=== Extracted data ===
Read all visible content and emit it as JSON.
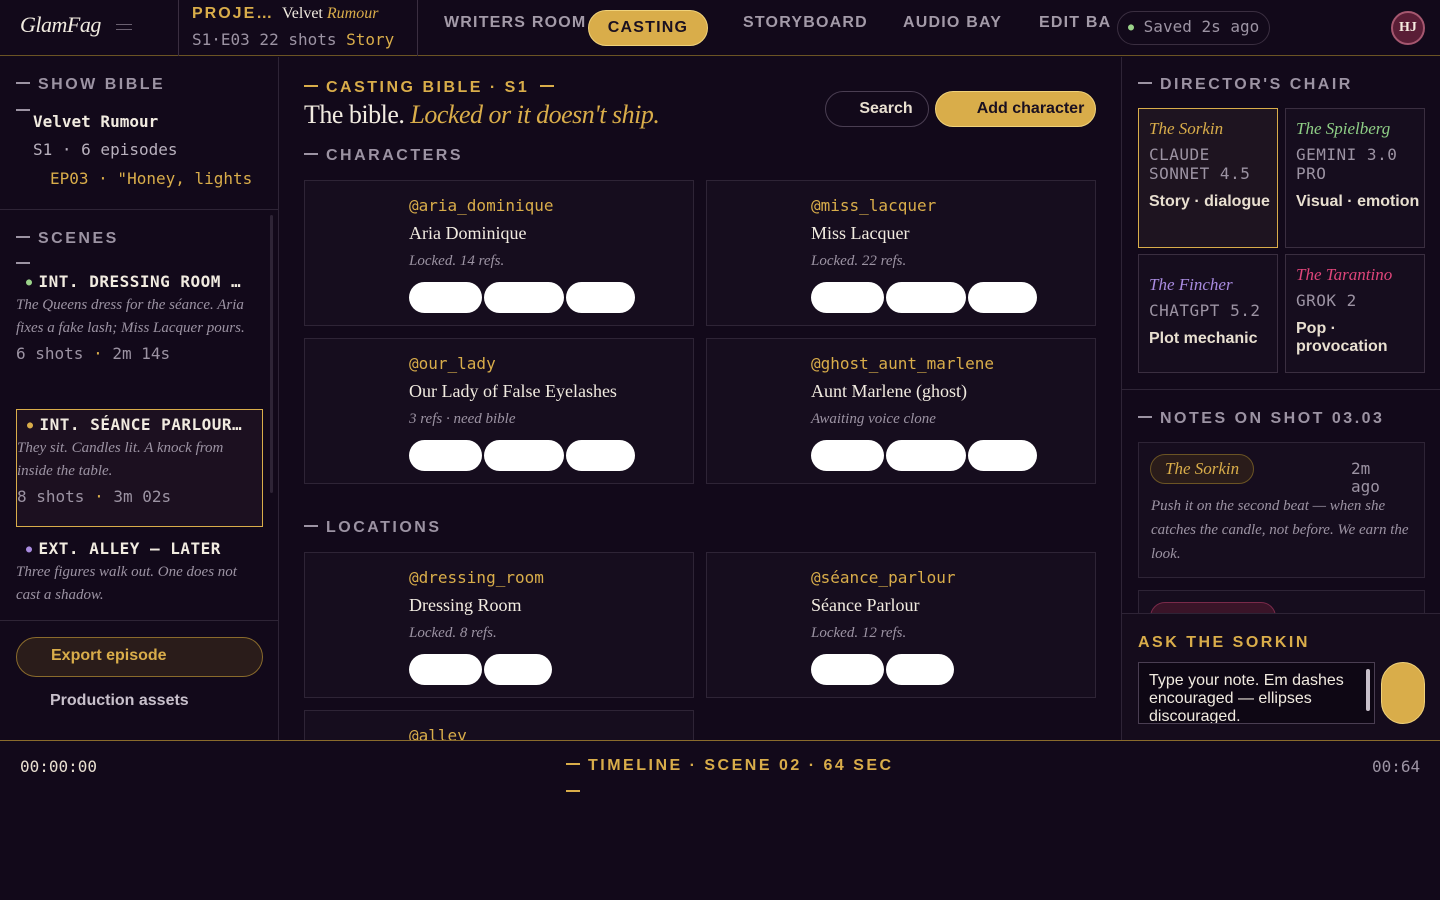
{
  "app": {
    "logo": "GlamFag"
  },
  "project": {
    "label": "PROJE…",
    "name": "Velvet",
    "name_italic": "Rumour",
    "meta": "S1·E03 22 shots",
    "meta_accent": "Story"
  },
  "nav": {
    "tabs": [
      "WRITERS ROOM",
      "CASTING",
      "STORYBOARD",
      "AUDIO BAY",
      "EDIT BA"
    ],
    "active": "CASTING"
  },
  "status": {
    "saved": "Saved 2s ago"
  },
  "user": {
    "initials": "HJ"
  },
  "sidebar": {
    "bible_head": "SHOW BIBLE",
    "show": "Velvet Rumour",
    "season": "S1 · 6 episodes",
    "episode": "EP03 · \"Honey, lights",
    "scenes_head": "SCENES",
    "scenes": [
      {
        "title": "INT. DRESSING ROOM …",
        "dot_color": "#9bd38a",
        "desc": "The Queens dress for the séance. Aria fixes a fake lash; Miss Lacquer pours.",
        "shots": "6 shots",
        "duration": "2m 14s"
      },
      {
        "title": "INT. SÉANCE PARLOUR…",
        "dot_color": "#d9ad4a",
        "desc": "They sit. Candles lit. A knock from inside the table.",
        "shots": "8 shots",
        "duration": "3m 02s"
      },
      {
        "title": "EXT. ALLEY — LATER",
        "dot_color": "#a98be0",
        "desc": "Three figures walk out. One does not cast a shadow.",
        "shots": "",
        "duration": ""
      }
    ],
    "export_label": "Export episode",
    "assets_label": "Production assets"
  },
  "main": {
    "kicker": "CASTING BIBLE · S1",
    "headline": "The bible.",
    "headline_italic": "Locked or it doesn't ship.",
    "search_label": "Search",
    "add_label": "Add character",
    "characters_head": "CHARACTERS",
    "locations_head": "LOCATIONS",
    "characters": [
      {
        "handle": "@aria_dominique",
        "name": "Aria Dominique",
        "note": "Locked. 14 refs."
      },
      {
        "handle": "@miss_lacquer",
        "name": "Miss Lacquer",
        "note": "Locked. 22 refs."
      },
      {
        "handle": "@our_lady",
        "name": "Our Lady of False Eyelashes",
        "note": "3 refs · need bible"
      },
      {
        "handle": "@ghost_aunt_marlene",
        "name": "Aunt Marlene (ghost)",
        "note": "Awaiting voice clone"
      }
    ],
    "locations": [
      {
        "handle": "@dressing_room",
        "name": "Dressing Room",
        "note": "Locked. 8 refs."
      },
      {
        "handle": "@séance_parlour",
        "name": "Séance Parlour",
        "note": "Locked. 12 refs."
      },
      {
        "handle": "@alley",
        "name": "",
        "note": ""
      }
    ]
  },
  "right": {
    "chair_head": "DIRECTOR'S CHAIR",
    "directors": [
      {
        "name": "The Sorkin",
        "model": "CLAUDE SONNET 4.5",
        "role": "Story · dialogue",
        "color": "#d9ad4a"
      },
      {
        "name": "The Spielberg",
        "model": "GEMINI 3.0 PRO",
        "role": "Visual · emotion",
        "color": "#8fcf86"
      },
      {
        "name": "The Fincher",
        "model": "CHATGPT 5.2",
        "role": "Plot mechanic",
        "color": "#a98be0"
      },
      {
        "name": "The Tarantino",
        "model": "GROK 2",
        "role": "Pop · provocation",
        "color": "#e0457a"
      }
    ],
    "notes_head": "NOTES ON SHOT 03.03",
    "note": {
      "author": "The Sorkin",
      "time": "2m ago",
      "text": "Push it on the second beat — when she catches the candle, not before. We earn the look."
    },
    "ask_head": "ASK THE SORKIN",
    "ask_placeholder": "Type your note. Em dashes encouraged — ellipses discouraged."
  },
  "timeline": {
    "start": "00:00:00",
    "title": "TIMELINE · SCENE 02 · 64 SEC",
    "end": "00:64"
  },
  "colors": {
    "accent": "#d9ad4a",
    "background": "#12091a",
    "card": "#160d1e"
  }
}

=== Exercise objective ===
From the material above, copy everything exactly but the pictures.

=== Solution to the problem ===
Read all visible content and emit it as JSON.
{
  "app": {
    "logo": "GlamFag"
  },
  "project": {
    "label": "PROJE…",
    "name": "Velvet",
    "name_italic": "Rumour",
    "meta": "S1·E03 22 shots",
    "meta_accent": "Story"
  },
  "nav": {
    "tabs": [
      "WRITERS ROOM",
      "CASTING",
      "STORYBOARD",
      "AUDIO BAY",
      "EDIT BA"
    ],
    "active": "CASTING"
  },
  "status": {
    "saved": "Saved 2s ago"
  },
  "user": {
    "initials": "HJ"
  },
  "sidebar": {
    "bible_head": "SHOW BIBLE",
    "show": "Velvet Rumour",
    "season": "S1 · 6 episodes",
    "episode": "EP03 · \"Honey, lights",
    "scenes_head": "SCENES",
    "scenes": [
      {
        "title": "INT. DRESSING ROOM …",
        "dot_color": "#9bd38a",
        "desc": "The Queens dress for the séance. Aria fixes a fake lash; Miss Lacquer pours.",
        "shots": "6 shots",
        "duration": "2m 14s"
      },
      {
        "title": "INT. SÉANCE PARLOUR…",
        "dot_color": "#d9ad4a",
        "desc": "They sit. Candles lit. A knock from inside the table.",
        "shots": "8 shots",
        "duration": "3m 02s"
      },
      {
        "title": "EXT. ALLEY — LATER",
        "dot_color": "#a98be0",
        "desc": "Three figures walk out. One does not cast a shadow.",
        "shots": "",
        "duration": ""
      }
    ],
    "export_label": "Export episode",
    "assets_label": "Production assets"
  },
  "main": {
    "kicker": "CASTING BIBLE · S1",
    "headline": "The bible.",
    "headline_italic": "Locked or it doesn't ship.",
    "search_label": "Search",
    "add_label": "Add character",
    "characters_head": "CHARACTERS",
    "locations_head": "LOCATIONS",
    "characters": [
      {
        "handle": "@aria_dominique",
        "name": "Aria Dominique",
        "note": "Locked. 14 refs."
      },
      {
        "handle": "@miss_lacquer",
        "name": "Miss Lacquer",
        "note": "Locked. 22 refs."
      },
      {
        "handle": "@our_lady",
        "name": "Our Lady of False Eyelashes",
        "note": "3 refs · need bible"
      },
      {
        "handle": "@ghost_aunt_marlene",
        "name": "Aunt Marlene (ghost)",
        "note": "Awaiting voice clone"
      }
    ],
    "locations": [
      {
        "handle": "@dressing_room",
        "name": "Dressing Room",
        "note": "Locked. 8 refs."
      },
      {
        "handle": "@séance_parlour",
        "name": "Séance Parlour",
        "note": "Locked. 12 refs."
      },
      {
        "handle": "@alley",
        "name": "",
        "note": ""
      }
    ]
  },
  "right": {
    "chair_head": "DIRECTOR'S CHAIR",
    "directors": [
      {
        "name": "The Sorkin",
        "model": "CLAUDE SONNET 4.5",
        "role": "Story · dialogue",
        "color": "#d9ad4a"
      },
      {
        "name": "The Spielberg",
        "model": "GEMINI 3.0 PRO",
        "role": "Visual · emotion",
        "color": "#8fcf86"
      },
      {
        "name": "The Fincher",
        "model": "CHATGPT 5.2",
        "role": "Plot mechanic",
        "color": "#a98be0"
      },
      {
        "name": "The Tarantino",
        "model": "GROK 2",
        "role": "Pop · provocation",
        "color": "#e0457a"
      }
    ],
    "notes_head": "NOTES ON SHOT 03.03",
    "note": {
      "author": "The Sorkin",
      "time": "2m ago",
      "text": "Push it on the second beat — when she catches the candle, not before. We earn the look."
    },
    "ask_head": "ASK THE SORKIN",
    "ask_placeholder": "Type your note. Em dashes encouraged — ellipses discouraged."
  },
  "timeline": {
    "start": "00:00:00",
    "title": "TIMELINE · SCENE 02 · 64 SEC",
    "end": "00:64"
  },
  "colors": {
    "accent": "#d9ad4a",
    "background": "#12091a",
    "card": "#160d1e"
  }
}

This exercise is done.